_The task:_
Return a copy of every line in the records that includes the word "screenshot".

-- -- --

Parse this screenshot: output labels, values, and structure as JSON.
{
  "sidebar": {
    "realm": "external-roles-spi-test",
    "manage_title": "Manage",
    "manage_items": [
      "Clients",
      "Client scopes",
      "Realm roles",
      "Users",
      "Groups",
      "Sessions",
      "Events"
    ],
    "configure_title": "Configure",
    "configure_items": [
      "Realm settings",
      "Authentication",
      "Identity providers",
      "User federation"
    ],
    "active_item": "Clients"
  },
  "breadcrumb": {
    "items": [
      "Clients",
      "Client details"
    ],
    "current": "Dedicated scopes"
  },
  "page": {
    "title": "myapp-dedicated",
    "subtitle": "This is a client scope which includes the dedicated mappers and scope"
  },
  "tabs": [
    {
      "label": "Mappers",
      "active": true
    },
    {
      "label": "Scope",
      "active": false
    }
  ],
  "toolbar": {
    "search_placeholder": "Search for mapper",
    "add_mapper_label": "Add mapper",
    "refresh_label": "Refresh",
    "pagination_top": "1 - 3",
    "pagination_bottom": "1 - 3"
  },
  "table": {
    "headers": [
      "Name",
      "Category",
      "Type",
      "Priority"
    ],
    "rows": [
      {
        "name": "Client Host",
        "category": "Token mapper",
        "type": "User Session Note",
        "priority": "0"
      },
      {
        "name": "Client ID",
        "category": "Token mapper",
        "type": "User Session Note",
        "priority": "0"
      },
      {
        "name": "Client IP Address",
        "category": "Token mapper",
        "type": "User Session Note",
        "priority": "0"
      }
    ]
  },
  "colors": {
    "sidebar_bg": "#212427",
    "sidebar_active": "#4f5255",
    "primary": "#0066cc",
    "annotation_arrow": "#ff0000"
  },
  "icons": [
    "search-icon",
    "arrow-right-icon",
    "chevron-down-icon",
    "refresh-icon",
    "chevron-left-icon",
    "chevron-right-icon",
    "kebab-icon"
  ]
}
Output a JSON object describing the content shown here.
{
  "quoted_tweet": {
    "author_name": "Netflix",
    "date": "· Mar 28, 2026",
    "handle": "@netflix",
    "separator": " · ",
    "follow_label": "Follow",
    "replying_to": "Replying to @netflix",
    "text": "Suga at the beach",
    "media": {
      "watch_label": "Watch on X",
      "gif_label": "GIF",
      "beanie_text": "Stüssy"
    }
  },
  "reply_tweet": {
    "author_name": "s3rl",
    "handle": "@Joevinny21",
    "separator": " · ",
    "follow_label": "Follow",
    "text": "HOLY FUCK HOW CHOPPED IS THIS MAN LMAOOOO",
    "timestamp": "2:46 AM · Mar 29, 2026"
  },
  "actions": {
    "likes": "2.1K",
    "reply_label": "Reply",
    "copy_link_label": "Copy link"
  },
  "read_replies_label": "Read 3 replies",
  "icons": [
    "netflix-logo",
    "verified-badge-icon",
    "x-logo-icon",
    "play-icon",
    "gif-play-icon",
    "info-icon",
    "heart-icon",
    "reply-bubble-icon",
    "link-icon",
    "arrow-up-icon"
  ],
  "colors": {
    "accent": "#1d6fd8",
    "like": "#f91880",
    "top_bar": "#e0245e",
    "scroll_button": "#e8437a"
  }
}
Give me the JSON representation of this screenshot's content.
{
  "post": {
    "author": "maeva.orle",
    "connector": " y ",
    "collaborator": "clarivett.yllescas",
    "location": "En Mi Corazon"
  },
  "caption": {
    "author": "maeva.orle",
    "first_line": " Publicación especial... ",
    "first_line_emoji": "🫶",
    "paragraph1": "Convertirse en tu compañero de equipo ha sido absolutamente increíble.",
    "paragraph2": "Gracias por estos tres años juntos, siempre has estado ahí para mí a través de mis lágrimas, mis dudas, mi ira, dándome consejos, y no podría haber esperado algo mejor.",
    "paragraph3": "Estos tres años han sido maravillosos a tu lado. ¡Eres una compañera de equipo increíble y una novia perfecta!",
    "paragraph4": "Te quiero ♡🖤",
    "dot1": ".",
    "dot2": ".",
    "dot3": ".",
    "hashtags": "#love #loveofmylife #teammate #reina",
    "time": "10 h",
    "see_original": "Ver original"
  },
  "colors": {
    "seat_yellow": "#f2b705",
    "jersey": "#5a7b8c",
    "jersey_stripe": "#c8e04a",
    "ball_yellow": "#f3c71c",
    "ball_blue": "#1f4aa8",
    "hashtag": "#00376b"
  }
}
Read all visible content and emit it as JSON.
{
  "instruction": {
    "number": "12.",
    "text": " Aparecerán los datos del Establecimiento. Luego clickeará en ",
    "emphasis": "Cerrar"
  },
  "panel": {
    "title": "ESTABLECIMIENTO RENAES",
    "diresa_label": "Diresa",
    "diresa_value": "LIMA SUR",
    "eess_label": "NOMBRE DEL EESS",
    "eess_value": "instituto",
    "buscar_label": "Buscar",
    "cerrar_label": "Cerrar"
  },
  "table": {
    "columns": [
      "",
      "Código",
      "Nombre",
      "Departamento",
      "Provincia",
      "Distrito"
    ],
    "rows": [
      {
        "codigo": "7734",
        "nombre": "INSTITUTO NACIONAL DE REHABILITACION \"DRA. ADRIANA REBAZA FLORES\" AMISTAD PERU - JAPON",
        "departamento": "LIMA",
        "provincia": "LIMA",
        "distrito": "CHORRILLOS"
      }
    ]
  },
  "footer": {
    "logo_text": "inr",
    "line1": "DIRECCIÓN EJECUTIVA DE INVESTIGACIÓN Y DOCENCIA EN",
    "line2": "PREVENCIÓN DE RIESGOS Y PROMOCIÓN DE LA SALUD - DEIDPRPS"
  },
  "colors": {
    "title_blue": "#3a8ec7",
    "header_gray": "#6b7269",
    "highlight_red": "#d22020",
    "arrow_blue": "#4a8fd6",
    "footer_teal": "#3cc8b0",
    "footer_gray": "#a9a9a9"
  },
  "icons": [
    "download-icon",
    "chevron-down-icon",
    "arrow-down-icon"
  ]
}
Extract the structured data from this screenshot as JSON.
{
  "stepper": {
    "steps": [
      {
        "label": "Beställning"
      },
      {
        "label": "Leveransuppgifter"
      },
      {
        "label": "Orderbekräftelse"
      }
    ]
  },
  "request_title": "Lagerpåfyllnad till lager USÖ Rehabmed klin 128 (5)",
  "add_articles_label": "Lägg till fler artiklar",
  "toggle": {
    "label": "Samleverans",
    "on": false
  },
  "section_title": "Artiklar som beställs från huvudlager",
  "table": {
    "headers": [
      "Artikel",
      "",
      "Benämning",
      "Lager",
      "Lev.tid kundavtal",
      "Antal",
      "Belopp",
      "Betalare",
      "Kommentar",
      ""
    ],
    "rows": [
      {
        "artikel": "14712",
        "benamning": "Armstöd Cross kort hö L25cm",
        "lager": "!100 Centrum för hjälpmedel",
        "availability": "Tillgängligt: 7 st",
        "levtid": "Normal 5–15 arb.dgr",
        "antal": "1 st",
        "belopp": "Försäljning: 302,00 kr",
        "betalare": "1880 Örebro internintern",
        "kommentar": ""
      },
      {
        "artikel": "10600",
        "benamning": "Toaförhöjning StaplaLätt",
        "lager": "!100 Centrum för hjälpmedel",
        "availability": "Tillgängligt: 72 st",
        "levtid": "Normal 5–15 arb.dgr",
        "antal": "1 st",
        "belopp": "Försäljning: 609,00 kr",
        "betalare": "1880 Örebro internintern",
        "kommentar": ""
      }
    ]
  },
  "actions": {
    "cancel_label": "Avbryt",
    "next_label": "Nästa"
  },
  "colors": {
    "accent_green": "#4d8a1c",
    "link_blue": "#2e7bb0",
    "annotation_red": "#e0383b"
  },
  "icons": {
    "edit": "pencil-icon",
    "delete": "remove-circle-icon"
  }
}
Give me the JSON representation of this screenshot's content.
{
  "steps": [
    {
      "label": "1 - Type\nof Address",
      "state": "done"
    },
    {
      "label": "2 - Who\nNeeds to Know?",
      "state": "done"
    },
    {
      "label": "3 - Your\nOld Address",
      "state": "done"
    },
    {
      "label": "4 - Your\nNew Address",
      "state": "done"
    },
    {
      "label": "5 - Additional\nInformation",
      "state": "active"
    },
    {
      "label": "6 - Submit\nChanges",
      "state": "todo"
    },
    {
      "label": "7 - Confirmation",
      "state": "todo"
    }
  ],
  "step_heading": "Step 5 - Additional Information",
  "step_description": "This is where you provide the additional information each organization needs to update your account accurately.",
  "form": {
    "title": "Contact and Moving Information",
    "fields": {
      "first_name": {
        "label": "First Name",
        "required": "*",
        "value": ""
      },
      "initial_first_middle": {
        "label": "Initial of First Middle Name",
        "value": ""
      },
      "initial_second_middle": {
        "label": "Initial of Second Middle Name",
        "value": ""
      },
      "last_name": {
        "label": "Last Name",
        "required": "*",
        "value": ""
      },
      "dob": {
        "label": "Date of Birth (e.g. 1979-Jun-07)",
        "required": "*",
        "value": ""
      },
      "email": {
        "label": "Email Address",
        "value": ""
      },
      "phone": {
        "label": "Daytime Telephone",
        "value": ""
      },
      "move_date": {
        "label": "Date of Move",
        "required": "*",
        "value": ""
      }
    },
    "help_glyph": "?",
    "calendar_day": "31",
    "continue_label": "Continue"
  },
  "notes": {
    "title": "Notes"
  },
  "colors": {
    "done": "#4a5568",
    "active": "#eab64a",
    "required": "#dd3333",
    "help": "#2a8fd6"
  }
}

-- -- --

_Completed task:_
Parse this screenshot: output labels, values, and structure as JSON.
Give me the JSON representation of this screenshot's content.
Extract the structured data from this screenshot as JSON.
Give me the JSON representation of this screenshot's content.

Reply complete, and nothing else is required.